Each line of the data that includes the string "Centres" is to be copied out.

- **Records excerpted from a collection**:
*-*-*
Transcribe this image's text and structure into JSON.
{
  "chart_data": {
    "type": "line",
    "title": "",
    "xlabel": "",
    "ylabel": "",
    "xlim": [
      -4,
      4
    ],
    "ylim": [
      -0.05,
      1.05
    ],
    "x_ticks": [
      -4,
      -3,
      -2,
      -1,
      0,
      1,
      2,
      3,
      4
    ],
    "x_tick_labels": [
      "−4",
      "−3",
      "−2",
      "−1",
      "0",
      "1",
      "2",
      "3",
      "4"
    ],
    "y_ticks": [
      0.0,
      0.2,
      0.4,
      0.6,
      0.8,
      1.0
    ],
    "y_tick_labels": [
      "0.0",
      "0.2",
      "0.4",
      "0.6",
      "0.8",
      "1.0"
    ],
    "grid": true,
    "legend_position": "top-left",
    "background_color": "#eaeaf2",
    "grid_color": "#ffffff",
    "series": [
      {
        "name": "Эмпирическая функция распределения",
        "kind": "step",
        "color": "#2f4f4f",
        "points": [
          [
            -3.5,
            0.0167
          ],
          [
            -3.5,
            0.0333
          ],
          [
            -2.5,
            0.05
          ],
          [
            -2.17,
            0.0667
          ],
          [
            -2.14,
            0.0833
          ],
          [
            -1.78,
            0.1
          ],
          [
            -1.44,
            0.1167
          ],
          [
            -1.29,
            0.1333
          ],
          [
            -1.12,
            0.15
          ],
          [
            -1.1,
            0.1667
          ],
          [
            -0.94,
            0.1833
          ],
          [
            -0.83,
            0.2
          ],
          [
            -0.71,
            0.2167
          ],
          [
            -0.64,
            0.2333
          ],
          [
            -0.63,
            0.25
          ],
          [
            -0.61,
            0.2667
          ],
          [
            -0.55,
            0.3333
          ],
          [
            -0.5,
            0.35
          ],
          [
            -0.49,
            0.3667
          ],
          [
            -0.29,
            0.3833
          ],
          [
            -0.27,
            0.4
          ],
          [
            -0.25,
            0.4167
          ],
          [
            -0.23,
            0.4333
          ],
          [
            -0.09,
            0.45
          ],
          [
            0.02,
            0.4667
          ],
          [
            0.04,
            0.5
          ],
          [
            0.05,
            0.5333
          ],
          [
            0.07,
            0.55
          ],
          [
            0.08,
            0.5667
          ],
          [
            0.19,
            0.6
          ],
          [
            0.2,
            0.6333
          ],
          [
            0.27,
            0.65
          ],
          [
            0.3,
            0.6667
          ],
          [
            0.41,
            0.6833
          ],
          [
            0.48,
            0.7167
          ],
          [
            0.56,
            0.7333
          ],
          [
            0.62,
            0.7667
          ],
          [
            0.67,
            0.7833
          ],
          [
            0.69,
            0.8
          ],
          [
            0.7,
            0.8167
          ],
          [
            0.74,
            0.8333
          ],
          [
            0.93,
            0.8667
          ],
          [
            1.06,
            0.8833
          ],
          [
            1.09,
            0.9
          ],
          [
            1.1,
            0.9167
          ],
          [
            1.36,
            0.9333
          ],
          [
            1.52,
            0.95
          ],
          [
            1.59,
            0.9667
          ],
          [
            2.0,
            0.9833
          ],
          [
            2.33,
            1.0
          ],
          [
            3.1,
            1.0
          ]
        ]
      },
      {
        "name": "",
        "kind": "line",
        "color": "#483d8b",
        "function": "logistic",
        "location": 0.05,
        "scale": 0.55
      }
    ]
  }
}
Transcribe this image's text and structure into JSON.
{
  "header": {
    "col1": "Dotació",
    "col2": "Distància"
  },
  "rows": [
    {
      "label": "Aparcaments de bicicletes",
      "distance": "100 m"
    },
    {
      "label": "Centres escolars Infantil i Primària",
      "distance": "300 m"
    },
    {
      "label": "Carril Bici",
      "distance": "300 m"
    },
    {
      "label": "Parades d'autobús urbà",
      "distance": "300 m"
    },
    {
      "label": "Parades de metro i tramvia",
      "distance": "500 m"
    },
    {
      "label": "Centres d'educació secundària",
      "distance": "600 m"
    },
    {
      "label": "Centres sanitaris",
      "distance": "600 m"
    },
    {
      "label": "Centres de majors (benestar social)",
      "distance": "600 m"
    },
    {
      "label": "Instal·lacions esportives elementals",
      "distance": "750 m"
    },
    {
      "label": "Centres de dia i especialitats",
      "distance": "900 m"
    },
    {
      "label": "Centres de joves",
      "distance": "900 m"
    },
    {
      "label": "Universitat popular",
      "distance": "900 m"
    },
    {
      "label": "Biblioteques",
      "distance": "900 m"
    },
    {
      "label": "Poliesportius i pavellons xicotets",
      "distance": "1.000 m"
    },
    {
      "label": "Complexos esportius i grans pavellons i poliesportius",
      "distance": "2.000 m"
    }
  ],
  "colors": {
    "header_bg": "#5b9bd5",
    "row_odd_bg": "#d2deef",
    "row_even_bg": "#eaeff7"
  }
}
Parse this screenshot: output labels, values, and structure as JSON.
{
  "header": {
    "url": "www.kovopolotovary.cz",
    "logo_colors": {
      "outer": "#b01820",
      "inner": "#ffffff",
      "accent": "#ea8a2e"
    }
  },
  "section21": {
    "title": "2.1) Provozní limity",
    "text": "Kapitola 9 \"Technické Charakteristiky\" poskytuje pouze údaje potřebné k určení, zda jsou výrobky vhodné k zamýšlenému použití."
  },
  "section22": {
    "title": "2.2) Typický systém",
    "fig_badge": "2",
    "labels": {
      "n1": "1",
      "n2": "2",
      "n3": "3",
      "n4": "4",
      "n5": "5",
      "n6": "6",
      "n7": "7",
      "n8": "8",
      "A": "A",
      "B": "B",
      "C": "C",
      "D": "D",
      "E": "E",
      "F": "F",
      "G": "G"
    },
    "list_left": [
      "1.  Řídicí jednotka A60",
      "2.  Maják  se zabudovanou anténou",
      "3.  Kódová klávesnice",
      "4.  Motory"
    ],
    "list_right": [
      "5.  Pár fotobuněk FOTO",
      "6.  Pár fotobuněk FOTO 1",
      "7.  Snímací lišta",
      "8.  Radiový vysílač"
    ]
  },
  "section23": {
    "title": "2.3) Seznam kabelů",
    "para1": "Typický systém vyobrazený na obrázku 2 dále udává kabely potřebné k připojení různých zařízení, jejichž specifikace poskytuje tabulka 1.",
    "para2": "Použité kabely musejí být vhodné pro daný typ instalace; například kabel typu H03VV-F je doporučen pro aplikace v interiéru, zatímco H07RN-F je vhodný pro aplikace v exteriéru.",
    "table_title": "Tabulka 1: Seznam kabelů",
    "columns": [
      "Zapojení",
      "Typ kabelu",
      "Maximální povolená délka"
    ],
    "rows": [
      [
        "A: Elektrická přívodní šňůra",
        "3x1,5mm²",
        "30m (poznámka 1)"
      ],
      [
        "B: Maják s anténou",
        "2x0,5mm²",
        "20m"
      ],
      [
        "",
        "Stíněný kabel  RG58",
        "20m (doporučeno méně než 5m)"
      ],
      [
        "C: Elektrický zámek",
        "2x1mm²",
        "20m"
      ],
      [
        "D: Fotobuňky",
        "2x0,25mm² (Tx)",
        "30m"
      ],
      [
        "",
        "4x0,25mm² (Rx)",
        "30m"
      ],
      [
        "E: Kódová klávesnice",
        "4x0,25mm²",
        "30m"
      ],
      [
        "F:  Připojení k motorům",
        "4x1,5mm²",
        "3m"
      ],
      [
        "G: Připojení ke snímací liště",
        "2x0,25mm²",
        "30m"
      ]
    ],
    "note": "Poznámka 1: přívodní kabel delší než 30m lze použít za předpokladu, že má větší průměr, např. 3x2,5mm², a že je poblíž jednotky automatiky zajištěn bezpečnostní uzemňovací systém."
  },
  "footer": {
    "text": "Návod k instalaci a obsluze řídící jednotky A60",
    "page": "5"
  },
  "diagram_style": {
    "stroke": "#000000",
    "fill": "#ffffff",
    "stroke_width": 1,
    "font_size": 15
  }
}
*-*-*
- **Exercise solution**:
      "label": "Centres escolars Infantil i Primària",
      "label": "Centres d'educació secundària",
      "label": "Centres sanitaris",
      "label": "Centres de majors (benestar social)",
      "label": "Centres de dia i especialitats",
      "label": "Centres de joves",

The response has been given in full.